Make an exact copy of the lines, leaving the pictures out.

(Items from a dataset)
☆ ☆ ☆ ☆
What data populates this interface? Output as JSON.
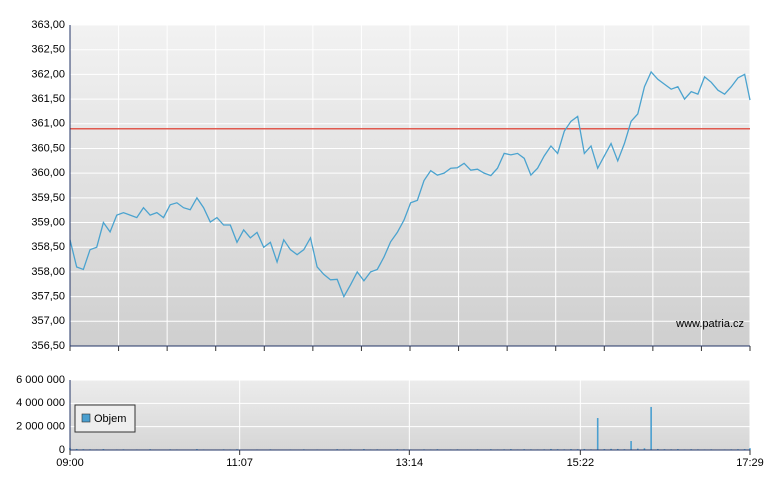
{
  "chart_data": [
    {
      "type": "line",
      "x": [
        "09:00",
        "09:05",
        "09:10",
        "09:15",
        "09:20",
        "09:25",
        "09:30",
        "09:35",
        "09:40",
        "09:45",
        "09:50",
        "09:55",
        "10:00",
        "10:05",
        "10:10",
        "10:15",
        "10:20",
        "10:25",
        "10:30",
        "10:35",
        "10:40",
        "10:45",
        "10:50",
        "10:55",
        "11:00",
        "11:05",
        "11:10",
        "11:15",
        "11:20",
        "11:25",
        "11:30",
        "11:35",
        "11:40",
        "11:45",
        "11:50",
        "11:55",
        "12:00",
        "12:05",
        "12:10",
        "12:15",
        "12:20",
        "12:25",
        "12:30",
        "12:35",
        "12:40",
        "12:45",
        "12:50",
        "12:55",
        "13:00",
        "13:05",
        "13:10",
        "13:15",
        "13:20",
        "13:25",
        "13:30",
        "13:35",
        "13:40",
        "13:45",
        "13:50",
        "13:55",
        "14:00",
        "14:05",
        "14:10",
        "14:15",
        "14:20",
        "14:25",
        "14:30",
        "14:35",
        "14:40",
        "14:45",
        "14:50",
        "14:55",
        "15:00",
        "15:05",
        "15:10",
        "15:15",
        "15:20",
        "15:25",
        "15:30",
        "15:35",
        "15:40",
        "15:45",
        "15:50",
        "15:55",
        "16:00",
        "16:05",
        "16:10",
        "16:15",
        "16:20",
        "16:25",
        "16:30",
        "16:35",
        "16:40",
        "16:45",
        "16:50",
        "16:55",
        "17:00",
        "17:05",
        "17:10",
        "17:15",
        "17:20",
        "17:25",
        "17:29"
      ],
      "series": [
        {
          "color": "#4ba3cf",
          "values": [
            358.65,
            358.1,
            358.05,
            358.45,
            358.5,
            359.0,
            358.81,
            359.15,
            359.2,
            359.15,
            359.1,
            359.3,
            359.15,
            359.2,
            359.1,
            359.36,
            359.4,
            359.3,
            359.26,
            359.5,
            359.3,
            359.01,
            359.1,
            358.95,
            358.95,
            358.6,
            358.85,
            358.69,
            358.8,
            358.5,
            358.6,
            358.2,
            358.65,
            358.45,
            358.35,
            358.45,
            358.69,
            358.1,
            357.95,
            357.84,
            357.85,
            357.5,
            357.74,
            358.0,
            357.82,
            358.0,
            358.05,
            358.3,
            358.61,
            358.8,
            359.05,
            359.4,
            359.45,
            359.85,
            360.05,
            359.96,
            360.0,
            360.1,
            360.11,
            360.2,
            360.06,
            360.08,
            360.0,
            359.95,
            360.1,
            360.4,
            360.37,
            360.4,
            360.3,
            359.96,
            360.1,
            360.35,
            360.55,
            360.4,
            360.85,
            361.05,
            361.15,
            360.4,
            360.55,
            360.1,
            360.35,
            360.6,
            360.25,
            360.6,
            361.05,
            361.2,
            361.75,
            362.05,
            361.9,
            361.8,
            361.7,
            361.75,
            361.5,
            361.65,
            361.6,
            361.95,
            361.84,
            361.68,
            361.6,
            361.75,
            361.93,
            362.0,
            361.48
          ]
        }
      ],
      "reference_line": {
        "value": 360.9,
        "color": "#e05a4f"
      },
      "ylim": [
        356.5,
        363
      ],
      "yticks": [
        {
          "value": 356.5,
          "label": "356,50"
        },
        {
          "value": 357,
          "label": "357,00"
        },
        {
          "value": 357.5,
          "label": "357,50"
        },
        {
          "value": 358,
          "label": "358,00"
        },
        {
          "value": 358.5,
          "label": "358,50"
        },
        {
          "value": 359,
          "label": "359,00"
        },
        {
          "value": 359.5,
          "label": "359,50"
        },
        {
          "value": 360,
          "label": "360,00"
        },
        {
          "value": 360.5,
          "label": "360,50"
        },
        {
          "value": 361,
          "label": "361,00"
        },
        {
          "value": 361.5,
          "label": "361,50"
        },
        {
          "value": 362,
          "label": "362,00"
        },
        {
          "value": 362.5,
          "label": "362,50"
        },
        {
          "value": 363,
          "label": "363,00"
        }
      ],
      "xlim": [
        "09:00",
        "17:29"
      ],
      "annotation": "www.patria.cz",
      "grid": true
    },
    {
      "type": "bar",
      "x": [
        "09:00",
        "09:05",
        "09:10",
        "09:15",
        "09:20",
        "09:25",
        "09:30",
        "09:35",
        "09:40",
        "09:45",
        "09:50",
        "09:55",
        "10:00",
        "10:05",
        "10:10",
        "10:15",
        "10:20",
        "10:25",
        "10:30",
        "10:35",
        "10:40",
        "10:45",
        "10:50",
        "10:55",
        "11:00",
        "11:05",
        "11:10",
        "11:15",
        "11:20",
        "11:25",
        "11:30",
        "11:35",
        "11:40",
        "11:45",
        "11:50",
        "11:55",
        "12:00",
        "12:05",
        "12:10",
        "12:15",
        "12:20",
        "12:25",
        "12:30",
        "12:35",
        "12:40",
        "12:45",
        "12:50",
        "12:55",
        "13:00",
        "13:05",
        "13:10",
        "13:15",
        "13:20",
        "13:25",
        "13:30",
        "13:35",
        "13:40",
        "13:45",
        "13:50",
        "13:55",
        "14:00",
        "14:05",
        "14:10",
        "14:15",
        "14:20",
        "14:25",
        "14:30",
        "14:35",
        "14:40",
        "14:45",
        "14:50",
        "14:55",
        "15:00",
        "15:05",
        "15:10",
        "15:15",
        "15:20",
        "15:25",
        "15:30",
        "15:35",
        "15:40",
        "15:45",
        "15:50",
        "15:55",
        "16:00",
        "16:05",
        "16:10",
        "16:15",
        "16:20",
        "16:25",
        "16:30",
        "16:35",
        "16:40",
        "16:45",
        "16:50",
        "16:55",
        "17:00",
        "17:05",
        "17:10",
        "17:15",
        "17:20",
        "17:25",
        "17:29"
      ],
      "series": [
        {
          "name": "Objem",
          "color": "#4a9fd0",
          "values": [
            180000,
            90000,
            70000,
            60000,
            50000,
            80000,
            40000,
            50000,
            60000,
            30000,
            50000,
            40000,
            70000,
            30000,
            40000,
            60000,
            50000,
            40000,
            30000,
            80000,
            50000,
            40000,
            30000,
            60000,
            50000,
            70000,
            40000,
            30000,
            50000,
            40000,
            60000,
            30000,
            40000,
            50000,
            30000,
            60000,
            40000,
            50000,
            30000,
            40000,
            70000,
            50000,
            60000,
            40000,
            80000,
            50000,
            60000,
            40000,
            50000,
            70000,
            60000,
            50000,
            40000,
            60000,
            50000,
            70000,
            40000,
            50000,
            60000,
            40000,
            50000,
            60000,
            40000,
            70000,
            50000,
            60000,
            80000,
            50000,
            70000,
            60000,
            50000,
            60000,
            90000,
            70000,
            60000,
            80000,
            70000,
            90000,
            60000,
            2740000,
            80000,
            100000,
            90000,
            70000,
            770000,
            120000,
            150000,
            3690000,
            90000,
            70000,
            60000,
            80000,
            50000,
            70000,
            60000,
            50000,
            60000,
            40000,
            50000,
            60000,
            70000,
            80000,
            150000
          ]
        }
      ],
      "ylim": [
        0,
        6000000
      ],
      "yticks": [
        0,
        {
          "value": 2000000,
          "label": "2 000 000"
        },
        {
          "value": 4000000,
          "label": "4 000 000"
        },
        {
          "value": 6000000,
          "label": "6 000 000"
        }
      ],
      "xlim": [
        "09:00",
        "17:29"
      ],
      "xticks": [
        "09:00",
        "11:07",
        "13:14",
        "15:22",
        "17:29"
      ],
      "grid": true
    }
  ]
}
☆ ☆ ☆ ☆
**SOLUTION BELOW:**
What data populates this interface? Output as JSON.
{
  "chart_data": [
    {
      "type": "line",
      "x": [
        "09:00",
        "09:05",
        "09:10",
        "09:15",
        "09:20",
        "09:25",
        "09:30",
        "09:35",
        "09:40",
        "09:45",
        "09:50",
        "09:55",
        "10:00",
        "10:05",
        "10:10",
        "10:15",
        "10:20",
        "10:25",
        "10:30",
        "10:35",
        "10:40",
        "10:45",
        "10:50",
        "10:55",
        "11:00",
        "11:05",
        "11:10",
        "11:15",
        "11:20",
        "11:25",
        "11:30",
        "11:35",
        "11:40",
        "11:45",
        "11:50",
        "11:55",
        "12:00",
        "12:05",
        "12:10",
        "12:15",
        "12:20",
        "12:25",
        "12:30",
        "12:35",
        "12:40",
        "12:45",
        "12:50",
        "12:55",
        "13:00",
        "13:05",
        "13:10",
        "13:15",
        "13:20",
        "13:25",
        "13:30",
        "13:35",
        "13:40",
        "13:45",
        "13:50",
        "13:55",
        "14:00",
        "14:05",
        "14:10",
        "14:15",
        "14:20",
        "14:25",
        "14:30",
        "14:35",
        "14:40",
        "14:45",
        "14:50",
        "14:55",
        "15:00",
        "15:05",
        "15:10",
        "15:15",
        "15:20",
        "15:25",
        "15:30",
        "15:35",
        "15:40",
        "15:45",
        "15:50",
        "15:55",
        "16:00",
        "16:05",
        "16:10",
        "16:15",
        "16:20",
        "16:25",
        "16:30",
        "16:35",
        "16:40",
        "16:45",
        "16:50",
        "16:55",
        "17:00",
        "17:05",
        "17:10",
        "17:15",
        "17:20",
        "17:25",
        "17:29"
      ],
      "series": [
        {
          "color": "#4ba3cf",
          "values": [
            358.65,
            358.1,
            358.05,
            358.45,
            358.5,
            359.0,
            358.81,
            359.15,
            359.2,
            359.15,
            359.1,
            359.3,
            359.15,
            359.2,
            359.1,
            359.36,
            359.4,
            359.3,
            359.26,
            359.5,
            359.3,
            359.01,
            359.1,
            358.95,
            358.95,
            358.6,
            358.85,
            358.69,
            358.8,
            358.5,
            358.6,
            358.2,
            358.65,
            358.45,
            358.35,
            358.45,
            358.69,
            358.1,
            357.95,
            357.84,
            357.85,
            357.5,
            357.74,
            358.0,
            357.82,
            358.0,
            358.05,
            358.3,
            358.61,
            358.8,
            359.05,
            359.4,
            359.45,
            359.85,
            360.05,
            359.96,
            360.0,
            360.1,
            360.11,
            360.2,
            360.06,
            360.08,
            360.0,
            359.95,
            360.1,
            360.4,
            360.37,
            360.4,
            360.3,
            359.96,
            360.1,
            360.35,
            360.55,
            360.4,
            360.85,
            361.05,
            361.15,
            360.4,
            360.55,
            360.1,
            360.35,
            360.6,
            360.25,
            360.6,
            361.05,
            361.2,
            361.75,
            362.05,
            361.9,
            361.8,
            361.7,
            361.75,
            361.5,
            361.65,
            361.6,
            361.95,
            361.84,
            361.68,
            361.6,
            361.75,
            361.93,
            362.0,
            361.48
          ]
        }
      ],
      "reference_line": {
        "value": 360.9,
        "color": "#e05a4f"
      },
      "ylim": [
        356.5,
        363
      ],
      "yticks": [
        {
          "value": 356.5,
          "label": "356,50"
        },
        {
          "value": 357,
          "label": "357,00"
        },
        {
          "value": 357.5,
          "label": "357,50"
        },
        {
          "value": 358,
          "label": "358,00"
        },
        {
          "value": 358.5,
          "label": "358,50"
        },
        {
          "value": 359,
          "label": "359,00"
        },
        {
          "value": 359.5,
          "label": "359,50"
        },
        {
          "value": 360,
          "label": "360,00"
        },
        {
          "value": 360.5,
          "label": "360,50"
        },
        {
          "value": 361,
          "label": "361,00"
        },
        {
          "value": 361.5,
          "label": "361,50"
        },
        {
          "value": 362,
          "label": "362,00"
        },
        {
          "value": 362.5,
          "label": "362,50"
        },
        {
          "value": 363,
          "label": "363,00"
        }
      ],
      "xlim": [
        "09:00",
        "17:29"
      ],
      "annotation": "www.patria.cz",
      "grid": true
    },
    {
      "type": "bar",
      "x": [
        "09:00",
        "09:05",
        "09:10",
        "09:15",
        "09:20",
        "09:25",
        "09:30",
        "09:35",
        "09:40",
        "09:45",
        "09:50",
        "09:55",
        "10:00",
        "10:05",
        "10:10",
        "10:15",
        "10:20",
        "10:25",
        "10:30",
        "10:35",
        "10:40",
        "10:45",
        "10:50",
        "10:55",
        "11:00",
        "11:05",
        "11:10",
        "11:15",
        "11:20",
        "11:25",
        "11:30",
        "11:35",
        "11:40",
        "11:45",
        "11:50",
        "11:55",
        "12:00",
        "12:05",
        "12:10",
        "12:15",
        "12:20",
        "12:25",
        "12:30",
        "12:35",
        "12:40",
        "12:45",
        "12:50",
        "12:55",
        "13:00",
        "13:05",
        "13:10",
        "13:15",
        "13:20",
        "13:25",
        "13:30",
        "13:35",
        "13:40",
        "13:45",
        "13:50",
        "13:55",
        "14:00",
        "14:05",
        "14:10",
        "14:15",
        "14:20",
        "14:25",
        "14:30",
        "14:35",
        "14:40",
        "14:45",
        "14:50",
        "14:55",
        "15:00",
        "15:05",
        "15:10",
        "15:15",
        "15:20",
        "15:25",
        "15:30",
        "15:35",
        "15:40",
        "15:45",
        "15:50",
        "15:55",
        "16:00",
        "16:05",
        "16:10",
        "16:15",
        "16:20",
        "16:25",
        "16:30",
        "16:35",
        "16:40",
        "16:45",
        "16:50",
        "16:55",
        "17:00",
        "17:05",
        "17:10",
        "17:15",
        "17:20",
        "17:25",
        "17:29"
      ],
      "series": [
        {
          "name": "Objem",
          "color": "#4a9fd0",
          "values": [
            180000,
            90000,
            70000,
            60000,
            50000,
            80000,
            40000,
            50000,
            60000,
            30000,
            50000,
            40000,
            70000,
            30000,
            40000,
            60000,
            50000,
            40000,
            30000,
            80000,
            50000,
            40000,
            30000,
            60000,
            50000,
            70000,
            40000,
            30000,
            50000,
            40000,
            60000,
            30000,
            40000,
            50000,
            30000,
            60000,
            40000,
            50000,
            30000,
            40000,
            70000,
            50000,
            60000,
            40000,
            80000,
            50000,
            60000,
            40000,
            50000,
            70000,
            60000,
            50000,
            40000,
            60000,
            50000,
            70000,
            40000,
            50000,
            60000,
            40000,
            50000,
            60000,
            40000,
            70000,
            50000,
            60000,
            80000,
            50000,
            70000,
            60000,
            50000,
            60000,
            90000,
            70000,
            60000,
            80000,
            70000,
            90000,
            60000,
            2740000,
            80000,
            100000,
            90000,
            70000,
            770000,
            120000,
            150000,
            3690000,
            90000,
            70000,
            60000,
            80000,
            50000,
            70000,
            60000,
            50000,
            60000,
            40000,
            50000,
            60000,
            70000,
            80000,
            150000
          ]
        }
      ],
      "ylim": [
        0,
        6000000
      ],
      "yticks": [
        0,
        {
          "value": 2000000,
          "label": "2 000 000"
        },
        {
          "value": 4000000,
          "label": "4 000 000"
        },
        {
          "value": 6000000,
          "label": "6 000 000"
        }
      ],
      "xlim": [
        "09:00",
        "17:29"
      ],
      "xticks": [
        "09:00",
        "11:07",
        "13:14",
        "15:22",
        "17:29"
      ],
      "grid": true
    }
  ]
}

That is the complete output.